Description of the task:
Identify and pull out each line of the entries in which "Residual" occurs.

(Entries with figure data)
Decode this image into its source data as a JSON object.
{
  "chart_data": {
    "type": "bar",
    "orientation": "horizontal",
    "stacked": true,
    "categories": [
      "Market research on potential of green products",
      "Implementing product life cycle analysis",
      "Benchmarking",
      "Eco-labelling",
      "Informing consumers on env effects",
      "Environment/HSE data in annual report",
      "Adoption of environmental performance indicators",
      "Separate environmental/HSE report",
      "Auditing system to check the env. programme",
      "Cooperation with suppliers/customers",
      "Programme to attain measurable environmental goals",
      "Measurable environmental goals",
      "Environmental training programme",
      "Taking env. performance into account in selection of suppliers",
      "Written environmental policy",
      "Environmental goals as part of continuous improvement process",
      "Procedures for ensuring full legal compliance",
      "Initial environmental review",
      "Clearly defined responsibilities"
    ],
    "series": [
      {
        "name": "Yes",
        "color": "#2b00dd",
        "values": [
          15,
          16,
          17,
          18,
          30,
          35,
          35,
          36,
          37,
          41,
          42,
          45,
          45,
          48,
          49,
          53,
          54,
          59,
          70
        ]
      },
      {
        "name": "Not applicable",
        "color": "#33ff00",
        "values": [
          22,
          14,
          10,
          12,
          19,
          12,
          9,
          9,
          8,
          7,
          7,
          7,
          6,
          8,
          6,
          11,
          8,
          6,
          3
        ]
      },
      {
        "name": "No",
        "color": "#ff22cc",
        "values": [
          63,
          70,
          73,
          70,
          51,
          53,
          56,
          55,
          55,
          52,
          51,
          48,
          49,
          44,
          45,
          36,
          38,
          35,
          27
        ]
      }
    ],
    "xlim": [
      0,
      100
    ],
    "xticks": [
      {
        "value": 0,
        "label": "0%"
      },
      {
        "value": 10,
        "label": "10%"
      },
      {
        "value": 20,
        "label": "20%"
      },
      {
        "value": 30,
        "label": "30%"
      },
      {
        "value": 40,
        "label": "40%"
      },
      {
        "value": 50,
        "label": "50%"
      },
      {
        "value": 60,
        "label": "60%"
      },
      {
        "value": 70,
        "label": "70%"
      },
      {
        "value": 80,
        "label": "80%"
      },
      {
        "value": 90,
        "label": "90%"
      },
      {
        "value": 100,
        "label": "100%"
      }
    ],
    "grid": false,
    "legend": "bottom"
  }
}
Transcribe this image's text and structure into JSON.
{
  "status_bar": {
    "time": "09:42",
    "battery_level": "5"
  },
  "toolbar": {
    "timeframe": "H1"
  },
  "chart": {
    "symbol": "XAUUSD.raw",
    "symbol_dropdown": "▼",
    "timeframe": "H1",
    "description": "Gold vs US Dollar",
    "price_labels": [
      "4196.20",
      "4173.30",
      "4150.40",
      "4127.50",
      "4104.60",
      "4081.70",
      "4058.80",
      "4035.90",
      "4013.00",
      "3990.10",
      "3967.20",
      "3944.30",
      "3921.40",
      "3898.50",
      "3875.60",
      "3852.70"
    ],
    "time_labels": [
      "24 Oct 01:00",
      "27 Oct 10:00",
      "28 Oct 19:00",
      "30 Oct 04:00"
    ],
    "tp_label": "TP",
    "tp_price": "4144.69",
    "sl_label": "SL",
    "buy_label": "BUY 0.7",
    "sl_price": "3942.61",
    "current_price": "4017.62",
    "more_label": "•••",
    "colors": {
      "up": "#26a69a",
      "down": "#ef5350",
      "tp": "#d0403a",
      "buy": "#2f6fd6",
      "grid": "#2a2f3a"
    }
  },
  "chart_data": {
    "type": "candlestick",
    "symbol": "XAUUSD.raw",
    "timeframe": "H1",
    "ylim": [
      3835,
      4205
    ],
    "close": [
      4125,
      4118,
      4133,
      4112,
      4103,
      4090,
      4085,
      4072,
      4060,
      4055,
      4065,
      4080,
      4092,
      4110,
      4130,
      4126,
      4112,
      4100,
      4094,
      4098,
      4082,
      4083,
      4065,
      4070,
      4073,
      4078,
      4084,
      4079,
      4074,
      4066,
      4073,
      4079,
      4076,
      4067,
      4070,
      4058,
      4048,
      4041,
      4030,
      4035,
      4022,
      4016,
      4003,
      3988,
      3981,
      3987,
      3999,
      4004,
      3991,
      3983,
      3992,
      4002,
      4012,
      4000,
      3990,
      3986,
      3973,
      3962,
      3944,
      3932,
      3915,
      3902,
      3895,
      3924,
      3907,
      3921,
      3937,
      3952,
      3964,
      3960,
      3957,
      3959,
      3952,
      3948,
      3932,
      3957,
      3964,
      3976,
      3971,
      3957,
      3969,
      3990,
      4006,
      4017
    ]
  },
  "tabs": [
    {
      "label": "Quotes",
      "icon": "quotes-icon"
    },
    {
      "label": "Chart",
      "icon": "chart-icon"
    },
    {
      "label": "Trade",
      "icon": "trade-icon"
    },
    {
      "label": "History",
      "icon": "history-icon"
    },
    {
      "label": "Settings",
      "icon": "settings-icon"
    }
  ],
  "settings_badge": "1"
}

---

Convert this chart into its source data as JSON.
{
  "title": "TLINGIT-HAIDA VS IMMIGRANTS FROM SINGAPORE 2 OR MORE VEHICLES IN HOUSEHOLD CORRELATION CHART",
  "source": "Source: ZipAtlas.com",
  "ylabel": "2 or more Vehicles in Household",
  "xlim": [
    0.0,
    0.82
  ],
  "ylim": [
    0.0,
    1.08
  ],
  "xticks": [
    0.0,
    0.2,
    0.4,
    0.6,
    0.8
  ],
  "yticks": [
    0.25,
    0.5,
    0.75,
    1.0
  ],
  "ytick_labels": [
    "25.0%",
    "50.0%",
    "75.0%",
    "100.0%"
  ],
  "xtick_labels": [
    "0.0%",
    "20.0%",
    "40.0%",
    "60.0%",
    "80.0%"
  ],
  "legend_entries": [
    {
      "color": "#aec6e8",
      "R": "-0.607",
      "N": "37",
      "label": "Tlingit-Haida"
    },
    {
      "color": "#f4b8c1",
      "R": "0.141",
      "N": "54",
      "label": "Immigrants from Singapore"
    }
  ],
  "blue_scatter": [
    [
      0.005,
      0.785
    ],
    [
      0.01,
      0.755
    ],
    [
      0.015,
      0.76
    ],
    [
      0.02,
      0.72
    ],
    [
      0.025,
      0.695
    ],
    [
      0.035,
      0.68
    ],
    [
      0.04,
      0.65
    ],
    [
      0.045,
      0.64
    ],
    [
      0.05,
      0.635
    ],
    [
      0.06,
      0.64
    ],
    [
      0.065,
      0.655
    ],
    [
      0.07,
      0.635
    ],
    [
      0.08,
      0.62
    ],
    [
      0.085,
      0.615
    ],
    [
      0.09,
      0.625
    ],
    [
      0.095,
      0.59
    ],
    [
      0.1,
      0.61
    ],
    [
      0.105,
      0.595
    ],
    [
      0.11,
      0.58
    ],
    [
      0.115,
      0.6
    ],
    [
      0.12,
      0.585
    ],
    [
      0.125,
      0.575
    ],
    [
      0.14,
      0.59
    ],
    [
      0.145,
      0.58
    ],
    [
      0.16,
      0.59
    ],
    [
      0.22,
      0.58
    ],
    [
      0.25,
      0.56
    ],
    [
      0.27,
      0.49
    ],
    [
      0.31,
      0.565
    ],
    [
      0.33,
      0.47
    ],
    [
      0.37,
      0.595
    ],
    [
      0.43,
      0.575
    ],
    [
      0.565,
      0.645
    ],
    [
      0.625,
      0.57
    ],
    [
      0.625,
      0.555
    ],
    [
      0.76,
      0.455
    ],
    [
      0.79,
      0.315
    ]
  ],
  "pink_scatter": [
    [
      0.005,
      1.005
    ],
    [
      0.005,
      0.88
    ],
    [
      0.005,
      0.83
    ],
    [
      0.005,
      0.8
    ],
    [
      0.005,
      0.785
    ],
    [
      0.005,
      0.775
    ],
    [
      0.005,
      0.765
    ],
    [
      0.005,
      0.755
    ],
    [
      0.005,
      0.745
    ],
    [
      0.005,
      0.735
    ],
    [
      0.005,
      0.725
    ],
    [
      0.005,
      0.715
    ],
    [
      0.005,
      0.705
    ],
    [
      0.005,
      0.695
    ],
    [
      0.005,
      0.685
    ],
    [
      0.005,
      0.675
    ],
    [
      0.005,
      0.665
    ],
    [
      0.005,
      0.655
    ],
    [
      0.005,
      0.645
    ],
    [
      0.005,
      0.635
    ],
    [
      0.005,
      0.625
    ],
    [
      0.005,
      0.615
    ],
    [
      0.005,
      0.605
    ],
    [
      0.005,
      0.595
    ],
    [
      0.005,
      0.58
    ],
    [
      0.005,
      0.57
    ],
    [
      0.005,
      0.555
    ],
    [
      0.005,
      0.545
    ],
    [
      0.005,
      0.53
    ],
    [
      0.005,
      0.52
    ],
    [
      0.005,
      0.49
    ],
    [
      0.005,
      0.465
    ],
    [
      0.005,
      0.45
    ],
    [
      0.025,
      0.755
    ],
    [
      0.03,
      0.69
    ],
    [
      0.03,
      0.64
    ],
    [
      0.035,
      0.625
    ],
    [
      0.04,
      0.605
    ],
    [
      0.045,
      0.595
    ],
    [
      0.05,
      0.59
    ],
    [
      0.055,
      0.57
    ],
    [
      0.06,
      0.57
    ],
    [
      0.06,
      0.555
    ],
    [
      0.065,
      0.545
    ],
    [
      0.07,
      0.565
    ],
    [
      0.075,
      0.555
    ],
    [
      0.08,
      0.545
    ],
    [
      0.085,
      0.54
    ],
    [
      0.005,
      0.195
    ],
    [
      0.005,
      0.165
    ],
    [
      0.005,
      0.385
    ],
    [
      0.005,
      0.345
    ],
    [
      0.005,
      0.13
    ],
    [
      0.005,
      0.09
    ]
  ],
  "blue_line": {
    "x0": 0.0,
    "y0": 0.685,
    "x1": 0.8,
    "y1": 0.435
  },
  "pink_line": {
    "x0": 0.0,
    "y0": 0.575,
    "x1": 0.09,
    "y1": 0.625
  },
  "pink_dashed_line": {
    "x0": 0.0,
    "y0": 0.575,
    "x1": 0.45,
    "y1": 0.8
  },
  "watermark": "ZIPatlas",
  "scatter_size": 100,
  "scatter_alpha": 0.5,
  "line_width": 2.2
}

* * *

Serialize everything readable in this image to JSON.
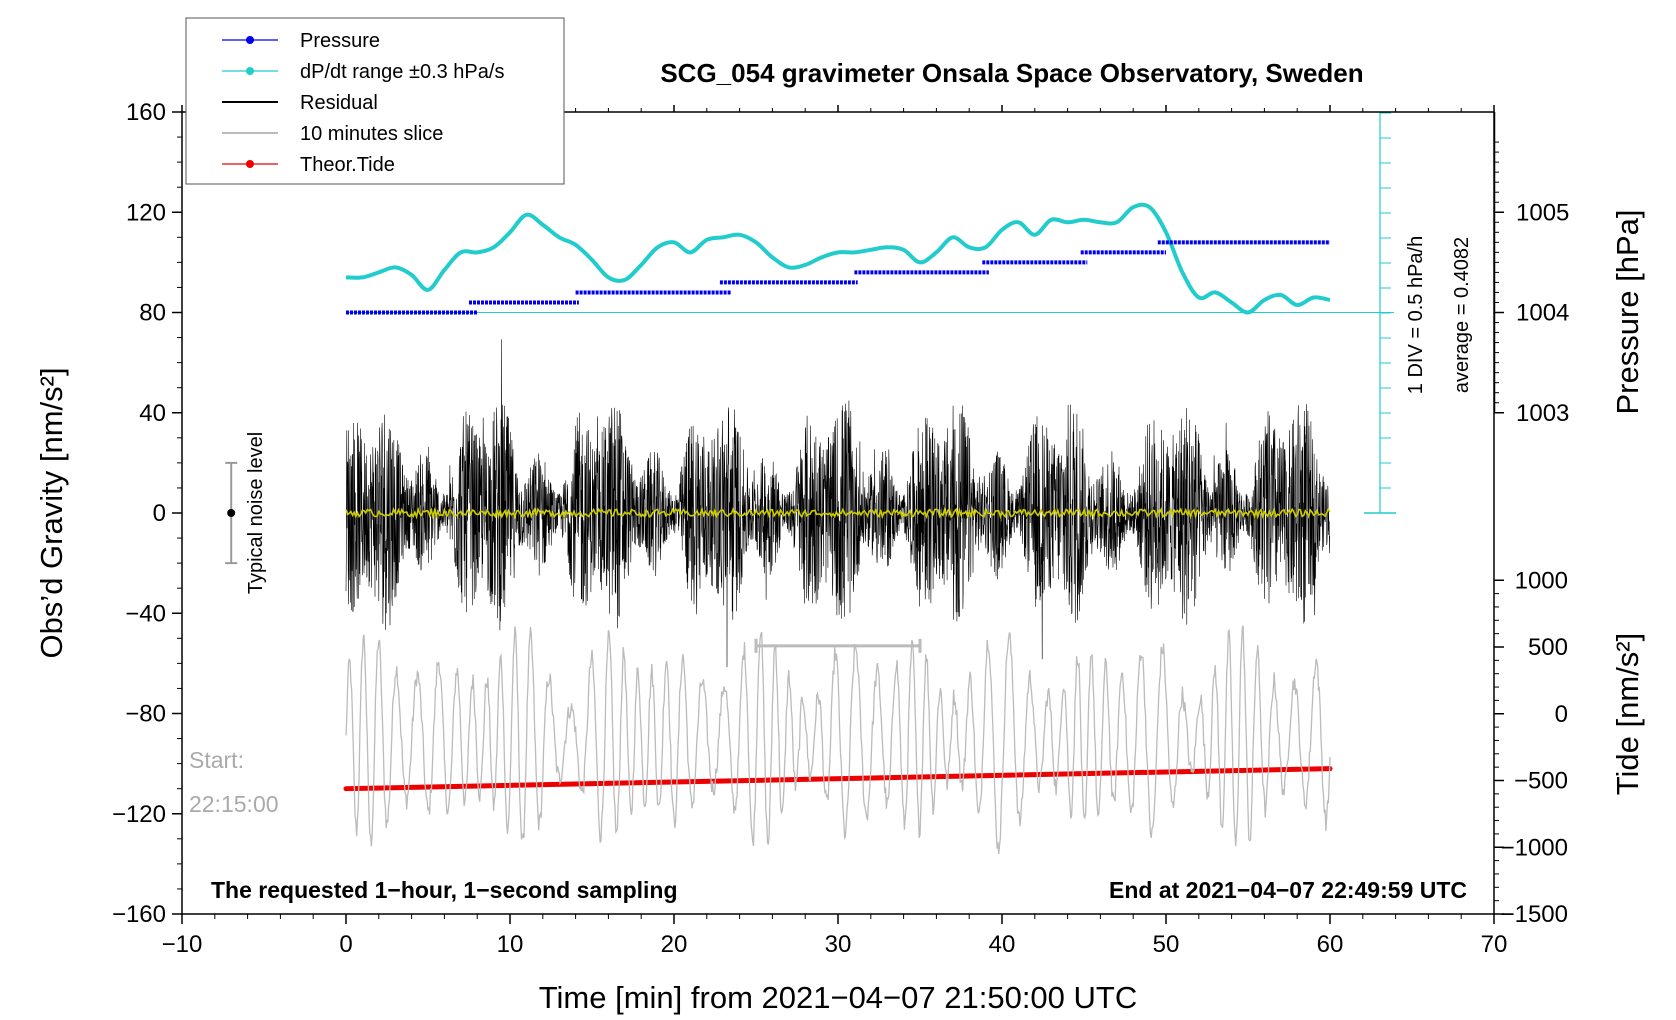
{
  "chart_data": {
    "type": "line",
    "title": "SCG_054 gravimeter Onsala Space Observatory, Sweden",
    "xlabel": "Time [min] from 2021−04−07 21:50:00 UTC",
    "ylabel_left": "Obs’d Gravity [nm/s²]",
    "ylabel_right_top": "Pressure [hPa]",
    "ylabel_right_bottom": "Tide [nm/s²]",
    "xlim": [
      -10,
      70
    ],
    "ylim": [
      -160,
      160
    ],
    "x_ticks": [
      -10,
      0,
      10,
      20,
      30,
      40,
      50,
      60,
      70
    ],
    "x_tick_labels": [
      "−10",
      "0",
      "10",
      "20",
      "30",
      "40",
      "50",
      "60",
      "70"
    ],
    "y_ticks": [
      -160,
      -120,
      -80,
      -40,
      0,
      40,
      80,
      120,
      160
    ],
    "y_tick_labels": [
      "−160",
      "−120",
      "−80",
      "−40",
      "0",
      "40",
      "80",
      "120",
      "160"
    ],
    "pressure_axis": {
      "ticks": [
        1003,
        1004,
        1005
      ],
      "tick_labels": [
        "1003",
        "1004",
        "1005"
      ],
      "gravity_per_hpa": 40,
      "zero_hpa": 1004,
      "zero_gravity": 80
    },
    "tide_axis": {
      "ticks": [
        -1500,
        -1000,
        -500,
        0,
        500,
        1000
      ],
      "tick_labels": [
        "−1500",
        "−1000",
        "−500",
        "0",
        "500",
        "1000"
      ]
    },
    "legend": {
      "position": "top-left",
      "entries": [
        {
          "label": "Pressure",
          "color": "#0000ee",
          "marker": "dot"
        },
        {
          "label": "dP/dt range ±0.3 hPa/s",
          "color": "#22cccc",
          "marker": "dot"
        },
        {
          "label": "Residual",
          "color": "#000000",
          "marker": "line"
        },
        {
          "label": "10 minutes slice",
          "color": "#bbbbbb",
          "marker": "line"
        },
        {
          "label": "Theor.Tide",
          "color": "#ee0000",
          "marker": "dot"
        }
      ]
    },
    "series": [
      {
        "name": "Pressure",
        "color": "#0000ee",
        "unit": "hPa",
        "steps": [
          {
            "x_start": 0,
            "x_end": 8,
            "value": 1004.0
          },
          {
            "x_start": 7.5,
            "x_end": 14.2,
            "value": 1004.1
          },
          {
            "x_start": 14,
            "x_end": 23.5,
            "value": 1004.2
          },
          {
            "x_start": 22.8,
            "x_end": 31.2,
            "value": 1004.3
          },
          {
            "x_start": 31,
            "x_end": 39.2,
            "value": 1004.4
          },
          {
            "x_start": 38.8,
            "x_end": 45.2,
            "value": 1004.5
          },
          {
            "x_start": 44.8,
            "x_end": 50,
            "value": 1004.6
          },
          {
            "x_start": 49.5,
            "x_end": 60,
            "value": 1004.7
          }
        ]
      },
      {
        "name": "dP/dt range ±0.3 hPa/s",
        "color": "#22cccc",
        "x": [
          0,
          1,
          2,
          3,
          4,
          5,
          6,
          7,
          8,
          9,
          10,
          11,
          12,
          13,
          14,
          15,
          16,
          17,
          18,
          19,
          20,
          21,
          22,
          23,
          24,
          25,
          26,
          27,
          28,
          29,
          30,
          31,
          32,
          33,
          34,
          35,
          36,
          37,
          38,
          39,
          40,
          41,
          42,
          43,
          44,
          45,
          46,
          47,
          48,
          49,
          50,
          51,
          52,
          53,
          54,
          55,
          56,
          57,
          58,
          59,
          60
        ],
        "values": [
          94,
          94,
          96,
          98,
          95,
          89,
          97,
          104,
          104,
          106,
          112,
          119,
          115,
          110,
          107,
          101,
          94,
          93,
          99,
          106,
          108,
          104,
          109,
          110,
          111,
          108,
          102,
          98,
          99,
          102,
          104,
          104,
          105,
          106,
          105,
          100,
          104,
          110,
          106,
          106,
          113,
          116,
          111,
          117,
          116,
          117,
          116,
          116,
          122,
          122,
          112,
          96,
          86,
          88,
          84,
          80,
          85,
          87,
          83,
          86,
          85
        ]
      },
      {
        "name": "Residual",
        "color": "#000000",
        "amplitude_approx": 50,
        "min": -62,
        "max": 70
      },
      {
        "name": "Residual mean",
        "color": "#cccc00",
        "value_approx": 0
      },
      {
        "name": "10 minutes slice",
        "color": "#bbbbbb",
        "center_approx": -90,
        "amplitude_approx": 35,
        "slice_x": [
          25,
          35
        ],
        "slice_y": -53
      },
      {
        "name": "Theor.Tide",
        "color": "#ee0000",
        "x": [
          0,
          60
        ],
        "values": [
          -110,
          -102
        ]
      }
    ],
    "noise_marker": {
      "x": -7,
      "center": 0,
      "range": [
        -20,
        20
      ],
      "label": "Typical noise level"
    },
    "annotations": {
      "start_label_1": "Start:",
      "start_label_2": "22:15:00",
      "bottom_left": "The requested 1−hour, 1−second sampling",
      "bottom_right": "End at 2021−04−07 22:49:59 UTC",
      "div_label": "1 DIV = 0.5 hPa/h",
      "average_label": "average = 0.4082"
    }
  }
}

Solution to this problem:
          "label": "Residual",
        "name": "Residual",
        "name": "Residual mean",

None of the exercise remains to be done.